— Exercise prompt —
The records below need to come back exactly as they are, pictures omitted.

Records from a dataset

((

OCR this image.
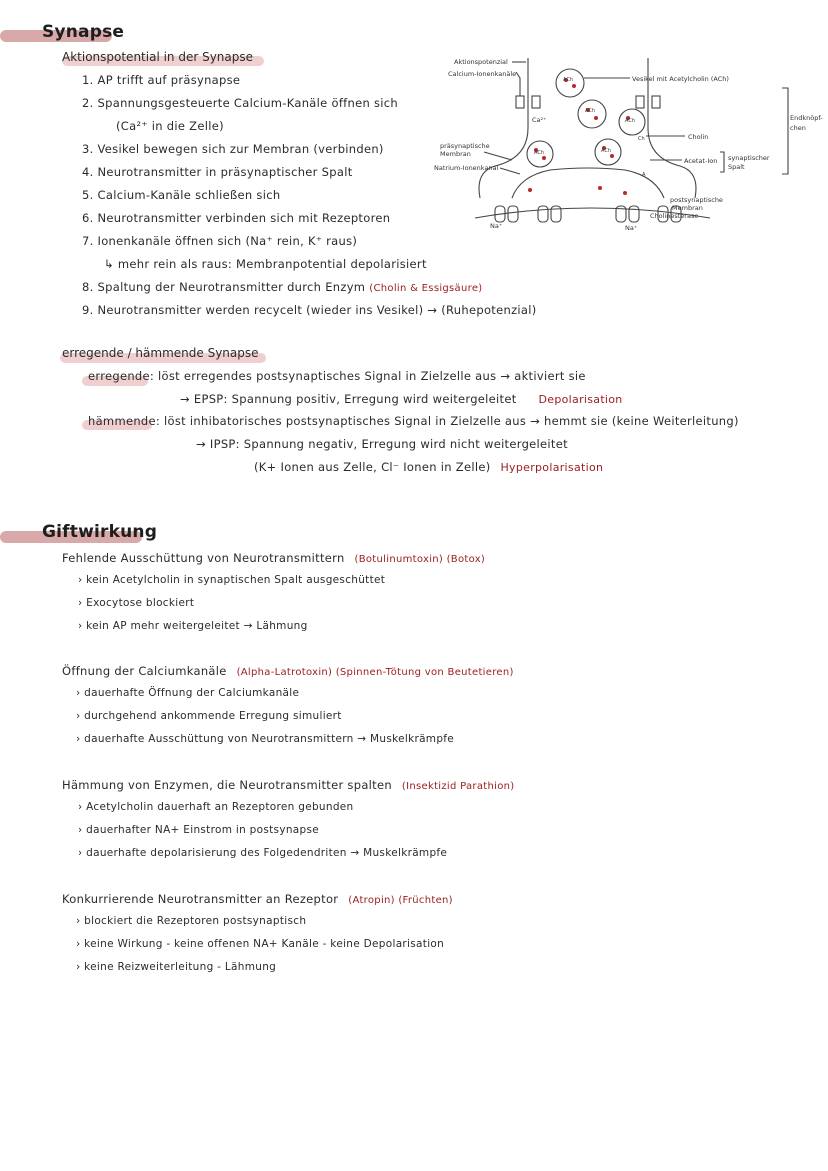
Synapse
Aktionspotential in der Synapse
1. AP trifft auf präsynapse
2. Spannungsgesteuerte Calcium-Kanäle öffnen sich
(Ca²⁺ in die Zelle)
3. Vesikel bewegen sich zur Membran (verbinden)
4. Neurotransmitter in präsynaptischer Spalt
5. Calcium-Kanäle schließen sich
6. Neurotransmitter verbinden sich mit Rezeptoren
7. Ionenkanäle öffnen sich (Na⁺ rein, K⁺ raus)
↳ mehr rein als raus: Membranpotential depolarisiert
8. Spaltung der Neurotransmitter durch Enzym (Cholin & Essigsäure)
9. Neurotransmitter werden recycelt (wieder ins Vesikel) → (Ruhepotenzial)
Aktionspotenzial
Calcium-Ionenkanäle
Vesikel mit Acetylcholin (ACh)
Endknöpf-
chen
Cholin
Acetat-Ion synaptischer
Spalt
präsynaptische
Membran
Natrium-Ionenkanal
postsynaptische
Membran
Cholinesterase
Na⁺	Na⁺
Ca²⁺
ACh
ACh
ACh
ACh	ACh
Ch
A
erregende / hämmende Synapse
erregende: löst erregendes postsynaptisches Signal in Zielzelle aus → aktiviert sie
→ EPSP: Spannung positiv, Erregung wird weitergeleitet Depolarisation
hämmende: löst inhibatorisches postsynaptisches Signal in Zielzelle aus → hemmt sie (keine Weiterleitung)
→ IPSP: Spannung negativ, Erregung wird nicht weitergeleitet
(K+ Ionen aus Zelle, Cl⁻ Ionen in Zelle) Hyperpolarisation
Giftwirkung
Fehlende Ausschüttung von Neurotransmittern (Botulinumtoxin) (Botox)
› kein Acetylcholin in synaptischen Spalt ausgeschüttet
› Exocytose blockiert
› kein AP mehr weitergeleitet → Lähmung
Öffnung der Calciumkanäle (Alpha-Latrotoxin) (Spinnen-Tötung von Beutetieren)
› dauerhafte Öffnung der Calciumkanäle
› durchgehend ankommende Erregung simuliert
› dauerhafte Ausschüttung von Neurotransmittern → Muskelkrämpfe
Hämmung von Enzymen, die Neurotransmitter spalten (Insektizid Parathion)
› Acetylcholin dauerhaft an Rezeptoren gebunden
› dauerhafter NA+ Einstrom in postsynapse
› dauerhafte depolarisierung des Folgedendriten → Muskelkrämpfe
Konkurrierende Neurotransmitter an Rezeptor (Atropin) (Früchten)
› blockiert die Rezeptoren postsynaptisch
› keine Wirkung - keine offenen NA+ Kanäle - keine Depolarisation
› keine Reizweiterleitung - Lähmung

))

— Task answer —
OCR this image.
Synapse
Aktionspotential in der Synapse
1. AP trifft auf präsynapse
2. Spannungsgesteuerte Calcium-Kanäle öffnen sich
(Ca²⁺ in die Zelle)
3. Vesikel bewegen sich zur Membran (verbinden)
4. Neurotransmitter in präsynaptischer Spalt
5. Calcium-Kanäle schließen sich
6. Neurotransmitter verbinden sich mit Rezeptoren
7. Ionenkanäle öffnen sich (Na⁺ rein, K⁺ raus)
↳ mehr rein als raus: Membranpotential depolarisiert
8. Spaltung der Neurotransmitter durch Enzym (Cholin & Essigsäure)
9. Neurotransmitter werden recycelt (wieder ins Vesikel) → (Ruhepotenzial)
Aktionspotenzial
Calcium-Ionenkanäle
Vesikel mit Acetylcholin (ACh)
Endknöpf-
chen
Cholin
Acetat-Ion synaptischer
Spalt
präsynaptische
Membran
Natrium-Ionenkanal
postsynaptische
Membran
Cholinesterase
Na⁺	Na⁺
Ca²⁺
ACh
ACh
ACh
ACh	ACh
Ch
A
erregende / hämmende Synapse
erregende: löst erregendes postsynaptisches Signal in Zielzelle aus → aktiviert sie
→ EPSP: Spannung positiv, Erregung wird weitergeleitet Depolarisation
hämmende: löst inhibatorisches postsynaptisches Signal in Zielzelle aus → hemmt sie (keine Weiterleitung)
→ IPSP: Spannung negativ, Erregung wird nicht weitergeleitet
(K+ Ionen aus Zelle, Cl⁻ Ionen in Zelle) Hyperpolarisation
Giftwirkung
Fehlende Ausschüttung von Neurotransmittern (Botulinumtoxin) (Botox)
› kein Acetylcholin in synaptischen Spalt ausgeschüttet
› Exocytose blockiert
› kein AP mehr weitergeleitet → Lähmung
Öffnung der Calciumkanäle (Alpha-Latrotoxin) (Spinnen-Tötung von Beutetieren)
› dauerhafte Öffnung der Calciumkanäle
› durchgehend ankommende Erregung simuliert
› dauerhafte Ausschüttung von Neurotransmittern → Muskelkrämpfe
Hämmung von Enzymen, die Neurotransmitter spalten (Insektizid Parathion)
› Acetylcholin dauerhaft an Rezeptoren gebunden
› dauerhafter NA+ Einstrom in postsynapse
› dauerhafte depolarisierung des Folgedendriten → Muskelkrämpfe
Konkurrierende Neurotransmitter an Rezeptor (Atropin) (Früchten)
› blockiert die Rezeptoren postsynaptisch
› keine Wirkung - keine offenen NA+ Kanäle - keine Depolarisation
› keine Reizweiterleitung - Lähmung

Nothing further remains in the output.